→ **Extracted material**:
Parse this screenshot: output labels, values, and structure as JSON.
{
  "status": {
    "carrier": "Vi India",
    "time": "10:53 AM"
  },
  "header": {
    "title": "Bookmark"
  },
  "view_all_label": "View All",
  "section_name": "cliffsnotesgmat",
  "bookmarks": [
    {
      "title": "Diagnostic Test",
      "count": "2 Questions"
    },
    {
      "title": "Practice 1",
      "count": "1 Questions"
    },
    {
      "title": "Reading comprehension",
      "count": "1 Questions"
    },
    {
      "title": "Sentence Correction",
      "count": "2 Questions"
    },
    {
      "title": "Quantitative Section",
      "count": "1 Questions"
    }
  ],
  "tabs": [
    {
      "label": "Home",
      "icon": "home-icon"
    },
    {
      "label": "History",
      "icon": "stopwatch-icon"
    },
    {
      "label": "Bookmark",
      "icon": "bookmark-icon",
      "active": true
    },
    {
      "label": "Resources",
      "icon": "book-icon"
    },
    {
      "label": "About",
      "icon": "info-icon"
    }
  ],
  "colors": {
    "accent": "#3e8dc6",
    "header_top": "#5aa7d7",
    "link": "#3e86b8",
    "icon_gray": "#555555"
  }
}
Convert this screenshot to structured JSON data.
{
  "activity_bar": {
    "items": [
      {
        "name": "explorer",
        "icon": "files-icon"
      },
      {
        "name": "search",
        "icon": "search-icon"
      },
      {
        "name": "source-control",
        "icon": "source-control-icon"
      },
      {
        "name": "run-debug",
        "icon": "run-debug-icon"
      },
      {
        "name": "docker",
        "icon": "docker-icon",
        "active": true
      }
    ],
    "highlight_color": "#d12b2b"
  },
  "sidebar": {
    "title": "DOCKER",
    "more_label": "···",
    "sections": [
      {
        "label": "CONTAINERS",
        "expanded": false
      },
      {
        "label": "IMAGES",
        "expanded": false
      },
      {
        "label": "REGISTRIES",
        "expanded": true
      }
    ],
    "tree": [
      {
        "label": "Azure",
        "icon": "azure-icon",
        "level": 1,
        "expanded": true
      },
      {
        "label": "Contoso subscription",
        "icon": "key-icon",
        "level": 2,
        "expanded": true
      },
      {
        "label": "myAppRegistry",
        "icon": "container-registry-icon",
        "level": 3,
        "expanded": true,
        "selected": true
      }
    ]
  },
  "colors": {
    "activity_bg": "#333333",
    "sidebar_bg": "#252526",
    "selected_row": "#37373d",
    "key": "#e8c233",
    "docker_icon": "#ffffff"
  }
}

→ **Work required**: Repeat the records above in full, character for character.

→ **Written reply**:
Parse this screenshot: output labels, values, and structure as JSON.
{
  "status": {
    "carrier": "Vi India",
    "time": "10:53 AM"
  },
  "header": {
    "title": "Bookmark"
  },
  "view_all_label": "View All",
  "section_name": "cliffsnotesgmat",
  "bookmarks": [
    {
      "title": "Diagnostic Test",
      "count": "2 Questions"
    },
    {
      "title": "Practice 1",
      "count": "1 Questions"
    },
    {
      "title": "Reading comprehension",
      "count": "1 Questions"
    },
    {
      "title": "Sentence Correction",
      "count": "2 Questions"
    },
    {
      "title": "Quantitative Section",
      "count": "1 Questions"
    }
  ],
  "tabs": [
    {
      "label": "Home",
      "icon": "home-icon"
    },
    {
      "label": "History",
      "icon": "stopwatch-icon"
    },
    {
      "label": "Bookmark",
      "icon": "bookmark-icon",
      "active": true
    },
    {
      "label": "Resources",
      "icon": "book-icon"
    },
    {
      "label": "About",
      "icon": "info-icon"
    }
  ],
  "colors": {
    "accent": "#3e8dc6",
    "header_top": "#5aa7d7",
    "link": "#3e86b8",
    "icon_gray": "#555555"
  }
}
Convert this screenshot to structured JSON data.
{
  "activity_bar": {
    "items": [
      {
        "name": "explorer",
        "icon": "files-icon"
      },
      {
        "name": "search",
        "icon": "search-icon"
      },
      {
        "name": "source-control",
        "icon": "source-control-icon"
      },
      {
        "name": "run-debug",
        "icon": "run-debug-icon"
      },
      {
        "name": "docker",
        "icon": "docker-icon",
        "active": true
      }
    ],
    "highlight_color": "#d12b2b"
  },
  "sidebar": {
    "title": "DOCKER",
    "more_label": "···",
    "sections": [
      {
        "label": "CONTAINERS",
        "expanded": false
      },
      {
        "label": "IMAGES",
        "expanded": false
      },
      {
        "label": "REGISTRIES",
        "expanded": true
      }
    ],
    "tree": [
      {
        "label": "Azure",
        "icon": "azure-icon",
        "level": 1,
        "expanded": true
      },
      {
        "label": "Contoso subscription",
        "icon": "key-icon",
        "level": 2,
        "expanded": true
      },
      {
        "label": "myAppRegistry",
        "icon": "container-registry-icon",
        "level": 3,
        "expanded": true,
        "selected": true
      }
    ]
  },
  "colors": {
    "activity_bg": "#333333",
    "sidebar_bg": "#252526",
    "selected_row": "#37373d",
    "key": "#e8c233",
    "docker_icon": "#ffffff"
  }
}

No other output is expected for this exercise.